Stored entries
———

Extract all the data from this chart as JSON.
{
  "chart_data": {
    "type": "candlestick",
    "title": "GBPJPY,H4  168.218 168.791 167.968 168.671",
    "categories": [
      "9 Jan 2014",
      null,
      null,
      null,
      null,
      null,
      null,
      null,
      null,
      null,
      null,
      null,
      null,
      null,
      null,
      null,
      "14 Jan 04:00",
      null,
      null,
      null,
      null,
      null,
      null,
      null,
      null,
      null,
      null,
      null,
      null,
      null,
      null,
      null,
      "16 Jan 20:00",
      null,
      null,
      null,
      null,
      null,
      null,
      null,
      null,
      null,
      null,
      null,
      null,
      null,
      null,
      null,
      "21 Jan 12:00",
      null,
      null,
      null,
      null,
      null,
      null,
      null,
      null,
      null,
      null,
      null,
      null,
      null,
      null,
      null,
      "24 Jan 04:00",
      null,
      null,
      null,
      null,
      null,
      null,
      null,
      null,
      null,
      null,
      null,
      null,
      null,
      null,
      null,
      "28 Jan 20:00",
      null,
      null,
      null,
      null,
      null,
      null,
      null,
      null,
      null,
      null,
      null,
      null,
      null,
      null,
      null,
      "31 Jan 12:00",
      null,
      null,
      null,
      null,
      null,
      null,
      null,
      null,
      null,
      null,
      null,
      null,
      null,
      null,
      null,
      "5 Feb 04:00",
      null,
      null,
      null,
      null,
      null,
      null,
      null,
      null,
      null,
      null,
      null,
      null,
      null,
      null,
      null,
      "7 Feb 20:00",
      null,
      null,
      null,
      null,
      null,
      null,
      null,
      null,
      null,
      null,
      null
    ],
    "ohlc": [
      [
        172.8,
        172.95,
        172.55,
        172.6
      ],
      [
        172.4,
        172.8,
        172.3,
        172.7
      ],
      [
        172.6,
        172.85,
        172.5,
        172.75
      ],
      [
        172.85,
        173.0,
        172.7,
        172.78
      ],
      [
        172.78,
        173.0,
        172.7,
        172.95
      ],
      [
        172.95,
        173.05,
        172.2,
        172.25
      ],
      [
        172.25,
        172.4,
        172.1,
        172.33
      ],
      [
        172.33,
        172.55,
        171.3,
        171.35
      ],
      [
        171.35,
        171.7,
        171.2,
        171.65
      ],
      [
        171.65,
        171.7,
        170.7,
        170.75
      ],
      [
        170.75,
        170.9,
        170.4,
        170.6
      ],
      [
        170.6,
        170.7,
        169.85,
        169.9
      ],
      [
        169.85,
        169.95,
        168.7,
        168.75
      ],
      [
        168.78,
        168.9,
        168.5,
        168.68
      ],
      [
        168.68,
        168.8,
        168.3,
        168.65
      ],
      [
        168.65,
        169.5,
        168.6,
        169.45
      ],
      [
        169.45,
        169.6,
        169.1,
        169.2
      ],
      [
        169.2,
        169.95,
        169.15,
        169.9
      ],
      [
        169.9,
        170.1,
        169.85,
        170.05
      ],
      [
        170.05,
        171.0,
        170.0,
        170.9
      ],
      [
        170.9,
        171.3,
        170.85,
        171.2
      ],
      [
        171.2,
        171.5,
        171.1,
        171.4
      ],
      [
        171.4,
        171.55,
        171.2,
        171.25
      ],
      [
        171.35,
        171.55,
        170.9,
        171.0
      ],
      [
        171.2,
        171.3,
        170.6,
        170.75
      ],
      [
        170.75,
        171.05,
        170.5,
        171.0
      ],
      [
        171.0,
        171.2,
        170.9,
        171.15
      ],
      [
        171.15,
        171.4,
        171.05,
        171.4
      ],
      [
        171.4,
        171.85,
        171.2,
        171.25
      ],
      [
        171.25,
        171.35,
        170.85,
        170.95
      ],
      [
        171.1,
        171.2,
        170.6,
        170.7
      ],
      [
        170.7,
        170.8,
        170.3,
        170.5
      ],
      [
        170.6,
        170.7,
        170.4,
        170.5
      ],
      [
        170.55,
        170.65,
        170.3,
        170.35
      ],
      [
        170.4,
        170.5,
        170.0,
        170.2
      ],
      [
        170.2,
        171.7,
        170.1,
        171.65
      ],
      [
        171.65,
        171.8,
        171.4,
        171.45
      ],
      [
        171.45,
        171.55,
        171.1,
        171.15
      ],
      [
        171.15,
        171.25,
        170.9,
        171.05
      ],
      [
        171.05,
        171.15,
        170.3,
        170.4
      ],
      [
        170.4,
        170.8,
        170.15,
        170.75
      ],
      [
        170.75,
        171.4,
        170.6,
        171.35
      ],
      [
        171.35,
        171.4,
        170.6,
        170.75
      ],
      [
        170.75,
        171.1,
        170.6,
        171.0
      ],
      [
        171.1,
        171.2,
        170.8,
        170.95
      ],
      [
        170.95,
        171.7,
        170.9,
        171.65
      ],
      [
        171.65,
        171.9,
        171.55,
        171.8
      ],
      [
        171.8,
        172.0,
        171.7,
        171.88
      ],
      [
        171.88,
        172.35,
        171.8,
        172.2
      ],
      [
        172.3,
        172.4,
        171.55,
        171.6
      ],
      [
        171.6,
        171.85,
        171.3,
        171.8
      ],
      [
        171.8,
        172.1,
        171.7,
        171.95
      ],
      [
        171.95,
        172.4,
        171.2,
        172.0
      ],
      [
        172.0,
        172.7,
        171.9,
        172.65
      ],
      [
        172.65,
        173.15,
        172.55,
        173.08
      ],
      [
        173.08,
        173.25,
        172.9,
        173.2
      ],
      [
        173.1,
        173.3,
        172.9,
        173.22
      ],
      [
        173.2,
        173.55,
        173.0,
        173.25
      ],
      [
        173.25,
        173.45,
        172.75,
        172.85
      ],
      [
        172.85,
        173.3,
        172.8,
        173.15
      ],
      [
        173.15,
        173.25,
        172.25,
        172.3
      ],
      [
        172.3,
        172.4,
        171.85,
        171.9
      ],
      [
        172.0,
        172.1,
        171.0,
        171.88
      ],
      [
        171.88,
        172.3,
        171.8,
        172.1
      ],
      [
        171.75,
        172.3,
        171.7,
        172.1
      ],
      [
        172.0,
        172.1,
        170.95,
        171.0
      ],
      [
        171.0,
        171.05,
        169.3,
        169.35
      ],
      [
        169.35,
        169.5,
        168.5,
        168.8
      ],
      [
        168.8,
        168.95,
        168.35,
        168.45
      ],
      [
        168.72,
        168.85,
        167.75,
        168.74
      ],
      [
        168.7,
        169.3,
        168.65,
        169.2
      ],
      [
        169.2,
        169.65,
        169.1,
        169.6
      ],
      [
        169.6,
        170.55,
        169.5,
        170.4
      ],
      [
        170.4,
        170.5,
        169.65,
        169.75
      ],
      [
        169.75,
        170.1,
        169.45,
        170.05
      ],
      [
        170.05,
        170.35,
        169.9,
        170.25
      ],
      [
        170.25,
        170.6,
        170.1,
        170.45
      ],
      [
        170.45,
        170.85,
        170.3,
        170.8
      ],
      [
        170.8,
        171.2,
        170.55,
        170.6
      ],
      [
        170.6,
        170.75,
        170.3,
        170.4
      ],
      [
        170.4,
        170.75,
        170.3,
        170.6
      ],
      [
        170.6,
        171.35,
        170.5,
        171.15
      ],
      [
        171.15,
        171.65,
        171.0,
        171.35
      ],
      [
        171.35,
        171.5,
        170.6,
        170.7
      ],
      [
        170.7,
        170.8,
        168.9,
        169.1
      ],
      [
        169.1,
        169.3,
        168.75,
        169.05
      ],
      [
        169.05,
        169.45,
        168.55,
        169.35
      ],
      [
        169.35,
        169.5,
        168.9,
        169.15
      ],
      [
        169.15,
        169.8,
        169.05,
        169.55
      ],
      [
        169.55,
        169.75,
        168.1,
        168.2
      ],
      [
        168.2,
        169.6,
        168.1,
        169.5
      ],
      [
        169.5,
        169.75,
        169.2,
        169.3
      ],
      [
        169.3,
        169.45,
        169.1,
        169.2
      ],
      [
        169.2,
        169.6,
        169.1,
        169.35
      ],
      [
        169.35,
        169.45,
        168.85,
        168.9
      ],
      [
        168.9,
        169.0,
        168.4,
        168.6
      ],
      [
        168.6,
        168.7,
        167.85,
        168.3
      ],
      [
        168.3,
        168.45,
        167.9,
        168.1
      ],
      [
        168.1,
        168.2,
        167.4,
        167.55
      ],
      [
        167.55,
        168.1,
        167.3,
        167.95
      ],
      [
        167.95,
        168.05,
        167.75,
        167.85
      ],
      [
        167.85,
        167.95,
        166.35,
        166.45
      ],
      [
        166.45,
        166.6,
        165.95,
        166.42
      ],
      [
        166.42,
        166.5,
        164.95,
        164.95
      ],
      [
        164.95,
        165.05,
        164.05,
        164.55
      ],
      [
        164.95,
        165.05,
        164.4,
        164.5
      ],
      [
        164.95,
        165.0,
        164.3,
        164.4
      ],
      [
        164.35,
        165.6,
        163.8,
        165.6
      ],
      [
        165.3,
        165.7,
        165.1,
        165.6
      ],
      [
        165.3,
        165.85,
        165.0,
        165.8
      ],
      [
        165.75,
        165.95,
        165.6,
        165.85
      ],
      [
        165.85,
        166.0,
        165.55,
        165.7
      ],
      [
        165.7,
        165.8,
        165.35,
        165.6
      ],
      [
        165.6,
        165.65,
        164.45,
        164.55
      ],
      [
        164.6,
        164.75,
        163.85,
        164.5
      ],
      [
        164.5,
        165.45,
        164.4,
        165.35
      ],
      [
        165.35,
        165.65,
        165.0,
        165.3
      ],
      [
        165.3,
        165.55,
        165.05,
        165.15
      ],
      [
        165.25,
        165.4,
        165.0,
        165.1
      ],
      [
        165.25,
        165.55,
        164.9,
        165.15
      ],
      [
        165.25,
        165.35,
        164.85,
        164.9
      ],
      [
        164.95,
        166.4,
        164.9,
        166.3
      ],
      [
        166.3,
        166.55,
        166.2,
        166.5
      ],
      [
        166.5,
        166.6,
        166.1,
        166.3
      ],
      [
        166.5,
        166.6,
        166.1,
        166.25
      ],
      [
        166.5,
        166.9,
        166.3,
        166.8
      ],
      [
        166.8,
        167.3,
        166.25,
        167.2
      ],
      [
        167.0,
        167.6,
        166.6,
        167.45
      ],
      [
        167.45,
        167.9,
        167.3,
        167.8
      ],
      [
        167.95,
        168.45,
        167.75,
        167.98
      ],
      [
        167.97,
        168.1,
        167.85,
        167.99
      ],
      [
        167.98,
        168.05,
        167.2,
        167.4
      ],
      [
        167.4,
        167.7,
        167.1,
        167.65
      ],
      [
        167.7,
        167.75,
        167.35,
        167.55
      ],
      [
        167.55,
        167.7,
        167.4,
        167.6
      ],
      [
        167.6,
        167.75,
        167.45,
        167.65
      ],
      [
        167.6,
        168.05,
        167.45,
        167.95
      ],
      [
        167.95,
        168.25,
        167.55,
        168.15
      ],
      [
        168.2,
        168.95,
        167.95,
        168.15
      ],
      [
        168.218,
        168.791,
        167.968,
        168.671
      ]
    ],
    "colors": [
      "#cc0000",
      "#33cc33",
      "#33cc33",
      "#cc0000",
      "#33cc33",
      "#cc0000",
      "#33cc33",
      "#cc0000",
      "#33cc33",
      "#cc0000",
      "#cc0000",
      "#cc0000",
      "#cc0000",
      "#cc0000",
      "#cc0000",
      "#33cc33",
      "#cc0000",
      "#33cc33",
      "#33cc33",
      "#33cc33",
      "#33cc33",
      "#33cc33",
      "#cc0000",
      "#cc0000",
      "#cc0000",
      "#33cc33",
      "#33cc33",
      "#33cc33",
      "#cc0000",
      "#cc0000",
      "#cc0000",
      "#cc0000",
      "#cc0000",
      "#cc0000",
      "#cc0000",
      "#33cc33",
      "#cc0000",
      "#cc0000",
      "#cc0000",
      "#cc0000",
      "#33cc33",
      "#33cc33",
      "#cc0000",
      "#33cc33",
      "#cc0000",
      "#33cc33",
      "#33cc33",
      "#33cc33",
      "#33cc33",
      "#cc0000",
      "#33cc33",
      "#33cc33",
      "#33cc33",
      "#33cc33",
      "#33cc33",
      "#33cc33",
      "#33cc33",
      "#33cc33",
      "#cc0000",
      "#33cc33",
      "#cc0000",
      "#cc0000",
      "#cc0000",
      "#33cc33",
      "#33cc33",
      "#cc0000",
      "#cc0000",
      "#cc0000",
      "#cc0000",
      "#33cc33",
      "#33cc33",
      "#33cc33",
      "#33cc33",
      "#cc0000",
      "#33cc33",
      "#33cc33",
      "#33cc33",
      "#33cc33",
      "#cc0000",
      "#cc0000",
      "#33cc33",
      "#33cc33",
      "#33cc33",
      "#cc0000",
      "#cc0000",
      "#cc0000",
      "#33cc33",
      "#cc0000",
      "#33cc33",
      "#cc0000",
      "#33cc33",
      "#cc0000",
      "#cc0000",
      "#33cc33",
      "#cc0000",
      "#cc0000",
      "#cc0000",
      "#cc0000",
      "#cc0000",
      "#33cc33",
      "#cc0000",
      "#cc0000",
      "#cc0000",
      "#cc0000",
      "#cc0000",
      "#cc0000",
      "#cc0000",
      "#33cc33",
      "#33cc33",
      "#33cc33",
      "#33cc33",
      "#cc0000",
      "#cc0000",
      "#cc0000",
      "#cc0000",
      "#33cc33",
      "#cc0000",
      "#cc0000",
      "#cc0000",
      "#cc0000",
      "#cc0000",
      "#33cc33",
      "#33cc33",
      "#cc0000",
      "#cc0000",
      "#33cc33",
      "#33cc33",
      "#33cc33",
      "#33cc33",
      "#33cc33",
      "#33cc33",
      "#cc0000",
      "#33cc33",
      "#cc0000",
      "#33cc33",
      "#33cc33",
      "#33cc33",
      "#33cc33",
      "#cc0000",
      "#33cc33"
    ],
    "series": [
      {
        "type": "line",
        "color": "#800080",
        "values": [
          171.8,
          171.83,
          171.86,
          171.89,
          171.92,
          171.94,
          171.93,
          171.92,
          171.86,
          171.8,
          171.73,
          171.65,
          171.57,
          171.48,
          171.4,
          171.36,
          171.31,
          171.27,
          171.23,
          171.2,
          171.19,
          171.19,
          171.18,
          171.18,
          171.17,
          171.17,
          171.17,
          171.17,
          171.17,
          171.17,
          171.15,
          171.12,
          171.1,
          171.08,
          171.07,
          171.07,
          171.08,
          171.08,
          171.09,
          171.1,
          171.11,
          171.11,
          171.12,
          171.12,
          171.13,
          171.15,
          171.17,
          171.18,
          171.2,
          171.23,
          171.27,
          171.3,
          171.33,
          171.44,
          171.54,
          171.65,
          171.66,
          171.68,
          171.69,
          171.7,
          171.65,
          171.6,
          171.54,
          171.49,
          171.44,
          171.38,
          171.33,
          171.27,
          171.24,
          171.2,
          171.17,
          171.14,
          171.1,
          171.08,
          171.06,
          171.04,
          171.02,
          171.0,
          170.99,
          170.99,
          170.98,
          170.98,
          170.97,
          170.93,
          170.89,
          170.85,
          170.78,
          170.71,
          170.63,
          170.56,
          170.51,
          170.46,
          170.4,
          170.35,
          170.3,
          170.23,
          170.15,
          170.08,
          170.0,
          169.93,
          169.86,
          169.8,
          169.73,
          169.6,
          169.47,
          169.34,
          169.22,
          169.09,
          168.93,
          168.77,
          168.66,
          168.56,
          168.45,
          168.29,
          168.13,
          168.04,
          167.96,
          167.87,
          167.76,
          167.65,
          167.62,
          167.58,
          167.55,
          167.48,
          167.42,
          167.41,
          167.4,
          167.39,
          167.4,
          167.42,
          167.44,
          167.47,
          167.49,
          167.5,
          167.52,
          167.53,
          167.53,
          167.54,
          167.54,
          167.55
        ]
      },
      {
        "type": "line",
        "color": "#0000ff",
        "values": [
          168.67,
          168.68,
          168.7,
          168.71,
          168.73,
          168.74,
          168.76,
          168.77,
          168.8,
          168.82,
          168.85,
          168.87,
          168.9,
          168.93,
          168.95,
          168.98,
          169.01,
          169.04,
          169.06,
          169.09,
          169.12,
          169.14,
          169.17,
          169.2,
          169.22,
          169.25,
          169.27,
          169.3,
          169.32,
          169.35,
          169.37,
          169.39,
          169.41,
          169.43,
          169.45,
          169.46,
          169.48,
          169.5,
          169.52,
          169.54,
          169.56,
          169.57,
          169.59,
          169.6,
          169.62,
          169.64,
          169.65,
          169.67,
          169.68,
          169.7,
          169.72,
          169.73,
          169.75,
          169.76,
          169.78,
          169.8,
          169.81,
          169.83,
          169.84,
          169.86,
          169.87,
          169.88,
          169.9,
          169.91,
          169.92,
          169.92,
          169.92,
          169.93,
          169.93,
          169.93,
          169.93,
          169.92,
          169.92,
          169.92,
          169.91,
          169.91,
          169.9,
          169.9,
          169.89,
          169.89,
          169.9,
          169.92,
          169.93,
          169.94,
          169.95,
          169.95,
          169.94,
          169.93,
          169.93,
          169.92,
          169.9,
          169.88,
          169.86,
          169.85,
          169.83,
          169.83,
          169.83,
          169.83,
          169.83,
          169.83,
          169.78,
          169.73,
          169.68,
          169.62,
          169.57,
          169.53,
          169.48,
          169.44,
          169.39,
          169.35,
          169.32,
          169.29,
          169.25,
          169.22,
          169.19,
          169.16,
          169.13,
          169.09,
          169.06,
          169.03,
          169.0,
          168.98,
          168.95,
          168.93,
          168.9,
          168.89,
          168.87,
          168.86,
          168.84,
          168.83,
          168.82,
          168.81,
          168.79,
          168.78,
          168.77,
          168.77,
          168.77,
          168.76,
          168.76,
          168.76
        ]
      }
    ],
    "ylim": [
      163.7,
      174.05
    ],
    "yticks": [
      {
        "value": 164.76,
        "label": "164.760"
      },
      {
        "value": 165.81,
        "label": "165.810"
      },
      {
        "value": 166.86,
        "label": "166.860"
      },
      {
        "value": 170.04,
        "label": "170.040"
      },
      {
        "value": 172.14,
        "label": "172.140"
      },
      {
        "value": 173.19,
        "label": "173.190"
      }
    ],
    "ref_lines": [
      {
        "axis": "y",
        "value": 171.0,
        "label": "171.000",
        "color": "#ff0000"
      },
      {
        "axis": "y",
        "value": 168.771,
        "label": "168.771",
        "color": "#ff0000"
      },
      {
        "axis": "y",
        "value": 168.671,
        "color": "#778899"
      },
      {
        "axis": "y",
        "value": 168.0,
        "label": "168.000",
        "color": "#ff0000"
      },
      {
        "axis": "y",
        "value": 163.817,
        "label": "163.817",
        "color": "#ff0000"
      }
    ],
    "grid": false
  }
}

———

## TO DO
From the data, collect all lines where the string "label" appears.

## SOLUTION BELOW
        "label": "164.760"
        "label": "165.810"
        "label": "166.860"
        "label": "170.040"
        "label": "172.140"
        "label": "173.190"
        "label": "171.000",
        "label": "168.771",
        "label": "168.000",
        "label": "163.817",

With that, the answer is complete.